Data entries:

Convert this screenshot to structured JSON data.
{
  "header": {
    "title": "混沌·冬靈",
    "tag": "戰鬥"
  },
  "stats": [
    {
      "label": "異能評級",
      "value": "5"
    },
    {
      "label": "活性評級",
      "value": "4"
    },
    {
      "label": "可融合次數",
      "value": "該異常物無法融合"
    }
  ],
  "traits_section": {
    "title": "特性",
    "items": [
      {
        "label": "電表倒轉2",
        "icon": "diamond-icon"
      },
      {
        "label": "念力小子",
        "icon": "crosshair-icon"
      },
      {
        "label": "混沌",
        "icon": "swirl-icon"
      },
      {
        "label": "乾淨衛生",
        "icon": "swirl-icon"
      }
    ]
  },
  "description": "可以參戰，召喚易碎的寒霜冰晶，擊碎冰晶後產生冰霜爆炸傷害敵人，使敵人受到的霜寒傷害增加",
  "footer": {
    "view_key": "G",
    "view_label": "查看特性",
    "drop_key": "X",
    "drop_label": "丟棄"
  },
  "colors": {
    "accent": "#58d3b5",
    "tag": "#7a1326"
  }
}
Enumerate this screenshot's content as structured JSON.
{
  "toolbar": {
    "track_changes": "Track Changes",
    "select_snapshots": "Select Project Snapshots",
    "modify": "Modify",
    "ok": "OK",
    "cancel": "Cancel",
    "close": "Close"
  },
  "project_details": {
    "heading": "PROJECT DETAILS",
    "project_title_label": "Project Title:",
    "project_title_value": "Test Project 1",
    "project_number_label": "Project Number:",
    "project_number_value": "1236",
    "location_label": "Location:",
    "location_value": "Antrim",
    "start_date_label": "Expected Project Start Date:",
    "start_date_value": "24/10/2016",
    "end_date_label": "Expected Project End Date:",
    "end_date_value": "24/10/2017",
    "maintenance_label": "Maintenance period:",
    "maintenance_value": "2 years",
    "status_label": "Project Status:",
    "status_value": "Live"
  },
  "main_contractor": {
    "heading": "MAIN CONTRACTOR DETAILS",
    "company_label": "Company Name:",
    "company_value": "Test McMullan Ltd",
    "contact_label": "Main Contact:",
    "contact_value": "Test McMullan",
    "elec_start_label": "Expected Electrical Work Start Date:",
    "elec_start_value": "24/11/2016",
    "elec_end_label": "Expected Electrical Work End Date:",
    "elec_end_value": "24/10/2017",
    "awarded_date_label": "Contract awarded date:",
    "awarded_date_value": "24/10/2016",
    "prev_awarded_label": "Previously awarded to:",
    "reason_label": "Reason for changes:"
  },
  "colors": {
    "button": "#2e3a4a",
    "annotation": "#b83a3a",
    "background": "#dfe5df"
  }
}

— Task brief —
Extract from the data every line where "heading" shows up.

— Task output —
    "heading": "PROJECT DETAILS",
    "heading": "MAIN CONTRACTOR DETAILS",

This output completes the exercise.